Written instruction >> Would you write out the listing verbatim and skip every picture in it?

* START Input for this task *

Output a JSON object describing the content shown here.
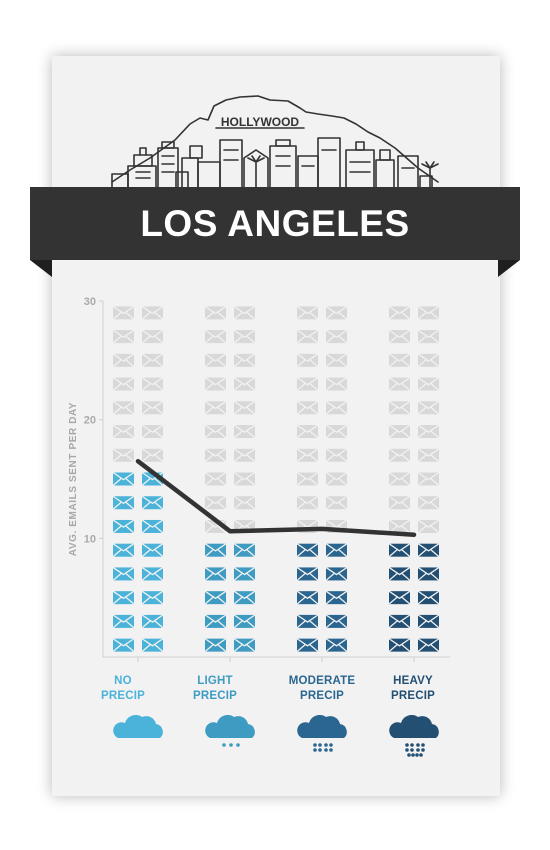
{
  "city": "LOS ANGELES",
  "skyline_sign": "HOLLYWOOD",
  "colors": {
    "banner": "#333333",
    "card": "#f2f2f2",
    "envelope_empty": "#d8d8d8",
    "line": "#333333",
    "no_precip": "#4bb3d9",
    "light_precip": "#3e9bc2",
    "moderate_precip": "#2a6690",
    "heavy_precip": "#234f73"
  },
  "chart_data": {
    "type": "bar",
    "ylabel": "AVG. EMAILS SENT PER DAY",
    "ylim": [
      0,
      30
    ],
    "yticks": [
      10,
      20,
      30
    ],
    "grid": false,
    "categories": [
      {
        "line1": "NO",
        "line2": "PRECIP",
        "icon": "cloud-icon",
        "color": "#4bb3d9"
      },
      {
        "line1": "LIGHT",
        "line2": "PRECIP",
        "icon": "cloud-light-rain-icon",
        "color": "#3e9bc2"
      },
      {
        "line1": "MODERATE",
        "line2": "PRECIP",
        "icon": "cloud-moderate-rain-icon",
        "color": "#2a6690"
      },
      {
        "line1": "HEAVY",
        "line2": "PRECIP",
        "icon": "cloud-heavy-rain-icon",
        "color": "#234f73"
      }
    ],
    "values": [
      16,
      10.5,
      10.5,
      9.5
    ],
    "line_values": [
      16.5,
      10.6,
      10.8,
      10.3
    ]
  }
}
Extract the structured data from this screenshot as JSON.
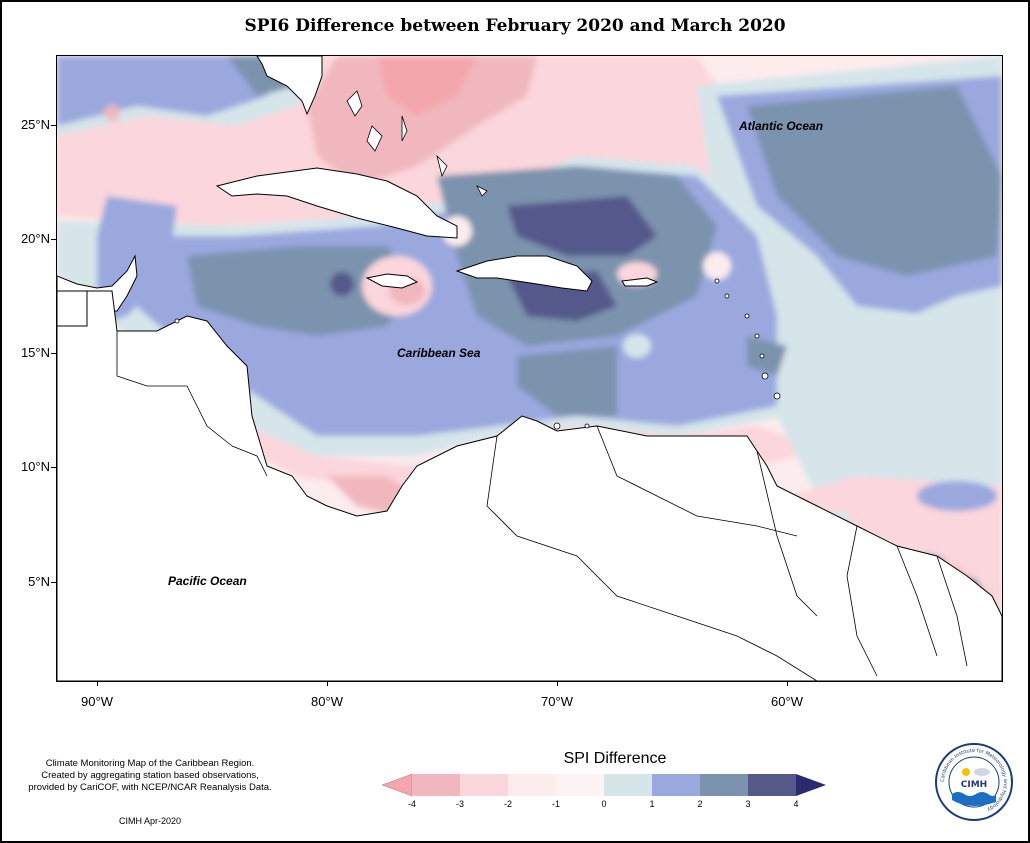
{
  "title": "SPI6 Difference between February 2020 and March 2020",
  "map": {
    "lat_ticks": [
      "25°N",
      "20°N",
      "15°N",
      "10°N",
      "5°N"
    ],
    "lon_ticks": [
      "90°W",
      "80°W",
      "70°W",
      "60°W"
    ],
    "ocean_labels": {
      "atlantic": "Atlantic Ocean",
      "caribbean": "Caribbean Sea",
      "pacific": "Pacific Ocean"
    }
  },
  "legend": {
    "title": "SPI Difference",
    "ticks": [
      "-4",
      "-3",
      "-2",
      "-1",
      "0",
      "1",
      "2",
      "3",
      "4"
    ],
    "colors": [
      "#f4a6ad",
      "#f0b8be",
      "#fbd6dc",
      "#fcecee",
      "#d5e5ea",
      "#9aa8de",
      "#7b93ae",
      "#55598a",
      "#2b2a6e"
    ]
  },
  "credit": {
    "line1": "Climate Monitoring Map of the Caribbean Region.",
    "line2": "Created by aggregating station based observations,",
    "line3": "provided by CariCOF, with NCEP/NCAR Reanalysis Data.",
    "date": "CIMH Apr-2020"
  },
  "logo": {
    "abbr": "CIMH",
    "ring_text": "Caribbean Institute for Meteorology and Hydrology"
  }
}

* END Input for this task *

Task result >>
Output a JSON object describing the content shown here.
{
  "city": "LOS ANGELES",
  "skyline_sign": "HOLLYWOOD",
  "colors": {
    "banner": "#333333",
    "card": "#f2f2f2",
    "envelope_empty": "#d8d8d8",
    "line": "#333333",
    "no_precip": "#4bb3d9",
    "light_precip": "#3e9bc2",
    "moderate_precip": "#2a6690",
    "heavy_precip": "#234f73"
  },
  "chart_data": {
    "type": "bar",
    "ylabel": "AVG. EMAILS SENT PER DAY",
    "ylim": [
      0,
      30
    ],
    "yticks": [
      10,
      20,
      30
    ],
    "grid": false,
    "categories": [
      {
        "line1": "NO",
        "line2": "PRECIP",
        "icon": "cloud-icon",
        "color": "#4bb3d9"
      },
      {
        "line1": "LIGHT",
        "line2": "PRECIP",
        "icon": "cloud-light-rain-icon",
        "color": "#3e9bc2"
      },
      {
        "line1": "MODERATE",
        "line2": "PRECIP",
        "icon": "cloud-moderate-rain-icon",
        "color": "#2a6690"
      },
      {
        "line1": "HEAVY",
        "line2": "PRECIP",
        "icon": "cloud-heavy-rain-icon",
        "color": "#234f73"
      }
    ],
    "values": [
      16,
      10.5,
      10.5,
      9.5
    ],
    "line_values": [
      16.5,
      10.6,
      10.8,
      10.3
    ]
  }
}
Extract the structured data from this screenshot as JSON.
{
  "title": "SPI6 Difference between February 2020 and March 2020",
  "map": {
    "lat_ticks": [
      "25°N",
      "20°N",
      "15°N",
      "10°N",
      "5°N"
    ],
    "lon_ticks": [
      "90°W",
      "80°W",
      "70°W",
      "60°W"
    ],
    "ocean_labels": {
      "atlantic": "Atlantic Ocean",
      "caribbean": "Caribbean Sea",
      "pacific": "Pacific Ocean"
    }
  },
  "legend": {
    "title": "SPI Difference",
    "ticks": [
      "-4",
      "-3",
      "-2",
      "-1",
      "0",
      "1",
      "2",
      "3",
      "4"
    ],
    "colors": [
      "#f4a6ad",
      "#f0b8be",
      "#fbd6dc",
      "#fcecee",
      "#d5e5ea",
      "#9aa8de",
      "#7b93ae",
      "#55598a",
      "#2b2a6e"
    ]
  },
  "credit": {
    "line1": "Climate Monitoring Map of the Caribbean Region.",
    "line2": "Created by aggregating station based observations,",
    "line3": "provided by CariCOF, with NCEP/NCAR Reanalysis Data.",
    "date": "CIMH Apr-2020"
  },
  "logo": {
    "abbr": "CIMH",
    "ring_text": "Caribbean Institute for Meteorology and Hydrology"
  }
}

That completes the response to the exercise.